>>>>>

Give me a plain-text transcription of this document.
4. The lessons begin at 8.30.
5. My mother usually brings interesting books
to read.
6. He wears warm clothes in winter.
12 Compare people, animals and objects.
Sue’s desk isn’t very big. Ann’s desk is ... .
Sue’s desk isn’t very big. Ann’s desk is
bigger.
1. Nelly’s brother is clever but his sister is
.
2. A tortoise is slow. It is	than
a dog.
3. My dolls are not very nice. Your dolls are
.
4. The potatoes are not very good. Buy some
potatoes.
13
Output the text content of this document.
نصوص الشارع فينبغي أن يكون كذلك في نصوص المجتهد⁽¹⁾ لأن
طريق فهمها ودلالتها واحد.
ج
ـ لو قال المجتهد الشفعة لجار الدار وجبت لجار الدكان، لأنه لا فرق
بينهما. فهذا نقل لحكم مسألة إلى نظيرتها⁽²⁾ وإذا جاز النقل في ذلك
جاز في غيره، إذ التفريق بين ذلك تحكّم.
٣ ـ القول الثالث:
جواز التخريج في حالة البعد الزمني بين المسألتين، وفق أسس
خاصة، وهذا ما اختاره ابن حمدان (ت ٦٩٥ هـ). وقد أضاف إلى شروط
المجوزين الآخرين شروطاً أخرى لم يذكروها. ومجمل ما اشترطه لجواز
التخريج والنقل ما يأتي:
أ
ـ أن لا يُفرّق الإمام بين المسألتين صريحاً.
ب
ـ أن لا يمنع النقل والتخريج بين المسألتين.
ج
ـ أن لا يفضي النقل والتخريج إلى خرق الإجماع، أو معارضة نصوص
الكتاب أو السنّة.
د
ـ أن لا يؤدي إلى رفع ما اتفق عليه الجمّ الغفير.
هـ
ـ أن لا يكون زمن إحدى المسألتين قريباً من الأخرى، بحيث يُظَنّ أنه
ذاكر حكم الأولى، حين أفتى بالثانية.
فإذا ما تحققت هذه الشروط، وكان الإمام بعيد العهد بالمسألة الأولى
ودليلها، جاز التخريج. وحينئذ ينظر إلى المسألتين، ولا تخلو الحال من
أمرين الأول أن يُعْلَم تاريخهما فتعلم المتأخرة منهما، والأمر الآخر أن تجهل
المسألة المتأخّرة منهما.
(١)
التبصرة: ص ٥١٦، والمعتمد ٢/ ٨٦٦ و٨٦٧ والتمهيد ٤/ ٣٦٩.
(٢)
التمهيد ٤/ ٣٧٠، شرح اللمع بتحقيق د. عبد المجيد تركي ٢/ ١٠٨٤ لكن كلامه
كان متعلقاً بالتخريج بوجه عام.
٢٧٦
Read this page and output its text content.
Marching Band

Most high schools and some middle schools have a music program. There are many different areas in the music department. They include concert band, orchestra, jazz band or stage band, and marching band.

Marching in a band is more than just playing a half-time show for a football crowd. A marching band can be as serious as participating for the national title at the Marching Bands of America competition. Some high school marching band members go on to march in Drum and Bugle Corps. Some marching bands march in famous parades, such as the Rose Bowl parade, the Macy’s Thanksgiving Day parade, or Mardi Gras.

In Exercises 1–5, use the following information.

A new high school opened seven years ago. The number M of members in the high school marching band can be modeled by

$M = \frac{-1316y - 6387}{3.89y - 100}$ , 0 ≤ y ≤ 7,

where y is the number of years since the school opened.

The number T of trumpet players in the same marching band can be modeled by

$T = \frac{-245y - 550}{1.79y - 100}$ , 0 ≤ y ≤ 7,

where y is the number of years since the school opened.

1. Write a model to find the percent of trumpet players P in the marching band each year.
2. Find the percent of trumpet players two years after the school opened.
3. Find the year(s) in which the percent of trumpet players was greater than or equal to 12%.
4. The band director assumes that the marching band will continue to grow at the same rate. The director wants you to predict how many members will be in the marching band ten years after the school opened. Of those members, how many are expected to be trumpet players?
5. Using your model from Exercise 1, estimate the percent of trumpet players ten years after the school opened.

<<<<<

*What you are asked to do*. Nothing may be left out: return each entry exactly as it reads.

*Output for this task*.
Give me a plain-text transcription of this document.
4. The lessons begin at 8.30.
5. My mother usually brings interesting books
to read.
6. He wears warm clothes in winter.
12 Compare people, animals and objects.
Sue’s desk isn’t very big. Ann’s desk is ... .
Sue’s desk isn’t very big. Ann’s desk is
bigger.
1. Nelly’s brother is clever but his sister is
.
2. A tortoise is slow. It is	than
a dog.
3. My dolls are not very nice. Your dolls are
.
4. The potatoes are not very good. Buy some
potatoes.
13
Output the text content of this document.
نصوص الشارع فينبغي أن يكون كذلك في نصوص المجتهد⁽¹⁾ لأن
طريق فهمها ودلالتها واحد.
ج
ـ لو قال المجتهد الشفعة لجار الدار وجبت لجار الدكان، لأنه لا فرق
بينهما. فهذا نقل لحكم مسألة إلى نظيرتها⁽²⁾ وإذا جاز النقل في ذلك
جاز في غيره، إذ التفريق بين ذلك تحكّم.
٣ ـ القول الثالث:
جواز التخريج في حالة البعد الزمني بين المسألتين، وفق أسس
خاصة، وهذا ما اختاره ابن حمدان (ت ٦٩٥ هـ). وقد أضاف إلى شروط
المجوزين الآخرين شروطاً أخرى لم يذكروها. ومجمل ما اشترطه لجواز
التخريج والنقل ما يأتي:
أ
ـ أن لا يُفرّق الإمام بين المسألتين صريحاً.
ب
ـ أن لا يمنع النقل والتخريج بين المسألتين.
ج
ـ أن لا يفضي النقل والتخريج إلى خرق الإجماع، أو معارضة نصوص
الكتاب أو السنّة.
د
ـ أن لا يؤدي إلى رفع ما اتفق عليه الجمّ الغفير.
هـ
ـ أن لا يكون زمن إحدى المسألتين قريباً من الأخرى، بحيث يُظَنّ أنه
ذاكر حكم الأولى، حين أفتى بالثانية.
فإذا ما تحققت هذه الشروط، وكان الإمام بعيد العهد بالمسألة الأولى
ودليلها، جاز التخريج. وحينئذ ينظر إلى المسألتين، ولا تخلو الحال من
أمرين الأول أن يُعْلَم تاريخهما فتعلم المتأخرة منهما، والأمر الآخر أن تجهل
المسألة المتأخّرة منهما.
(١)
التبصرة: ص ٥١٦، والمعتمد ٢/ ٨٦٦ و٨٦٧ والتمهيد ٤/ ٣٦٩.
(٢)
التمهيد ٤/ ٣٧٠، شرح اللمع بتحقيق د. عبد المجيد تركي ٢/ ١٠٨٤ لكن كلامه
كان متعلقاً بالتخريج بوجه عام.
٢٧٦
Read this page and output its text content.
Marching Band

Most high schools and some middle schools have a music program. There are many different areas in the music department. They include concert band, orchestra, jazz band or stage band, and marching band.

Marching in a band is more than just playing a half-time show for a football crowd. A marching band can be as serious as participating for the national title at the Marching Bands of America competition. Some high school marching band members go on to march in Drum and Bugle Corps. Some marching bands march in famous parades, such as the Rose Bowl parade, the Macy’s Thanksgiving Day parade, or Mardi Gras.

In Exercises 1–5, use the following information.

A new high school opened seven years ago. The number M of members in the high school marching band can be modeled by

$M = \frac{-1316y - 6387}{3.89y - 100}$ , 0 ≤ y ≤ 7,

where y is the number of years since the school opened.

The number T of trumpet players in the same marching band can be modeled by

$T = \frac{-245y - 550}{1.79y - 100}$ , 0 ≤ y ≤ 7,

where y is the number of years since the school opened.

1. Write a model to find the percent of trumpet players P in the marching band each year.
2. Find the percent of trumpet players two years after the school opened.
3. Find the year(s) in which the percent of trumpet players was greater than or equal to 12%.
4. The band director assumes that the marching band will continue to grow at the same rate. The director wants you to predict how many members will be in the marching band ten years after the school opened. Of those members, how many are expected to be trumpet players?
5. Using your model from Exercise 1, estimate the percent of trumpet players ten years after the school opened.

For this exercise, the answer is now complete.